> **DIRECTION**
Restate the whole listing exactly.

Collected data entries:
════════

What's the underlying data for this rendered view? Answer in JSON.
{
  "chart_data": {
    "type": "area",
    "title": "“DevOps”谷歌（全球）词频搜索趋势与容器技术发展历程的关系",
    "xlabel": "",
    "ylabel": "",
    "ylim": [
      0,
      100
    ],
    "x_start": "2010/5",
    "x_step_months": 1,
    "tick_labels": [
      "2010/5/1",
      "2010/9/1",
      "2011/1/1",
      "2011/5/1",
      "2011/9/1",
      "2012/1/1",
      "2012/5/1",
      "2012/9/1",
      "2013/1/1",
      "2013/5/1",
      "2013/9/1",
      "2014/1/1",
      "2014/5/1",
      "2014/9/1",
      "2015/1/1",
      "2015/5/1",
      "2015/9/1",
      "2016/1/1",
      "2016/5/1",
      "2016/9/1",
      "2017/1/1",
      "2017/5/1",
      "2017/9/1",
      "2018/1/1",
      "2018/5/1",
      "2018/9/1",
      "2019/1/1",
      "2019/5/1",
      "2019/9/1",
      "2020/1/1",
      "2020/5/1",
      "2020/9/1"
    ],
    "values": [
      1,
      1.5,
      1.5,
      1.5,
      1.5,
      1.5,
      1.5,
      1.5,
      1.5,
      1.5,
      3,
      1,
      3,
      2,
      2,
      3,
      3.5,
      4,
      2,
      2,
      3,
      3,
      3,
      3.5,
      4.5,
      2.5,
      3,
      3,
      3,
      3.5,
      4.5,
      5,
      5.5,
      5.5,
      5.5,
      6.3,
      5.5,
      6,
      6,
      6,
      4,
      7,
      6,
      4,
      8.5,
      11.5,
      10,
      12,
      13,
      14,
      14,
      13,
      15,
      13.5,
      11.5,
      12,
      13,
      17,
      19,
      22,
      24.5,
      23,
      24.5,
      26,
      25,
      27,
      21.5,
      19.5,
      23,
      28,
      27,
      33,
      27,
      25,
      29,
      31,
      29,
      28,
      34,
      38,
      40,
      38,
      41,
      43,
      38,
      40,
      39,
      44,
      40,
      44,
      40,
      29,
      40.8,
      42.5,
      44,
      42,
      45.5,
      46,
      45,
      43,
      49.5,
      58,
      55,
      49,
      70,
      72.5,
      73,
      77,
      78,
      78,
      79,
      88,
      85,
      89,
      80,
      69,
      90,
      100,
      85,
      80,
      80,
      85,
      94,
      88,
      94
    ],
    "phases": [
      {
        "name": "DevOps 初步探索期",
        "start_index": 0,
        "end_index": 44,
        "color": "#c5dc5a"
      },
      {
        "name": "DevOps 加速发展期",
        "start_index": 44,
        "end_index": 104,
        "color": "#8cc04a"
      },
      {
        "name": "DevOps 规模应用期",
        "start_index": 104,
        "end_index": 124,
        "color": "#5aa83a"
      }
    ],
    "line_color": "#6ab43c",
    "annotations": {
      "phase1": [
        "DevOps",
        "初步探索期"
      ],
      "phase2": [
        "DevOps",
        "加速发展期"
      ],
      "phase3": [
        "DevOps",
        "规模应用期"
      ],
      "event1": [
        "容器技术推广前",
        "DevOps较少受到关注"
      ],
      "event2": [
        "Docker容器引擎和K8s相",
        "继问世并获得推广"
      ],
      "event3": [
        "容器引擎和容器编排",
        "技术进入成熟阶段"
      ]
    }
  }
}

════════

> **EXERCISE RESULT**
What's the underlying data for this rendered view? Answer in JSON.
{
  "chart_data": {
    "type": "area",
    "title": "“DevOps”谷歌（全球）词频搜索趋势与容器技术发展历程的关系",
    "xlabel": "",
    "ylabel": "",
    "ylim": [
      0,
      100
    ],
    "x_start": "2010/5",
    "x_step_months": 1,
    "tick_labels": [
      "2010/5/1",
      "2010/9/1",
      "2011/1/1",
      "2011/5/1",
      "2011/9/1",
      "2012/1/1",
      "2012/5/1",
      "2012/9/1",
      "2013/1/1",
      "2013/5/1",
      "2013/9/1",
      "2014/1/1",
      "2014/5/1",
      "2014/9/1",
      "2015/1/1",
      "2015/5/1",
      "2015/9/1",
      "2016/1/1",
      "2016/5/1",
      "2016/9/1",
      "2017/1/1",
      "2017/5/1",
      "2017/9/1",
      "2018/1/1",
      "2018/5/1",
      "2018/9/1",
      "2019/1/1",
      "2019/5/1",
      "2019/9/1",
      "2020/1/1",
      "2020/5/1",
      "2020/9/1"
    ],
    "values": [
      1,
      1.5,
      1.5,
      1.5,
      1.5,
      1.5,
      1.5,
      1.5,
      1.5,
      1.5,
      3,
      1,
      3,
      2,
      2,
      3,
      3.5,
      4,
      2,
      2,
      3,
      3,
      3,
      3.5,
      4.5,
      2.5,
      3,
      3,
      3,
      3.5,
      4.5,
      5,
      5.5,
      5.5,
      5.5,
      6.3,
      5.5,
      6,
      6,
      6,
      4,
      7,
      6,
      4,
      8.5,
      11.5,
      10,
      12,
      13,
      14,
      14,
      13,
      15,
      13.5,
      11.5,
      12,
      13,
      17,
      19,
      22,
      24.5,
      23,
      24.5,
      26,
      25,
      27,
      21.5,
      19.5,
      23,
      28,
      27,
      33,
      27,
      25,
      29,
      31,
      29,
      28,
      34,
      38,
      40,
      38,
      41,
      43,
      38,
      40,
      39,
      44,
      40,
      44,
      40,
      29,
      40.8,
      42.5,
      44,
      42,
      45.5,
      46,
      45,
      43,
      49.5,
      58,
      55,
      49,
      70,
      72.5,
      73,
      77,
      78,
      78,
      79,
      88,
      85,
      89,
      80,
      69,
      90,
      100,
      85,
      80,
      80,
      85,
      94,
      88,
      94
    ],
    "phases": [
      {
        "name": "DevOps 初步探索期",
        "start_index": 0,
        "end_index": 44,
        "color": "#c5dc5a"
      },
      {
        "name": "DevOps 加速发展期",
        "start_index": 44,
        "end_index": 104,
        "color": "#8cc04a"
      },
      {
        "name": "DevOps 规模应用期",
        "start_index": 104,
        "end_index": 124,
        "color": "#5aa83a"
      }
    ],
    "line_color": "#6ab43c",
    "annotations": {
      "phase1": [
        "DevOps",
        "初步探索期"
      ],
      "phase2": [
        "DevOps",
        "加速发展期"
      ],
      "phase3": [
        "DevOps",
        "规模应用期"
      ],
      "event1": [
        "容器技术推广前",
        "DevOps较少受到关注"
      ],
      "event2": [
        "Docker容器引擎和K8s相",
        "继问世并获得推广"
      ],
      "event3": [
        "容器引擎和容器编排",
        "技术进入成熟阶段"
      ]
    }
  }
}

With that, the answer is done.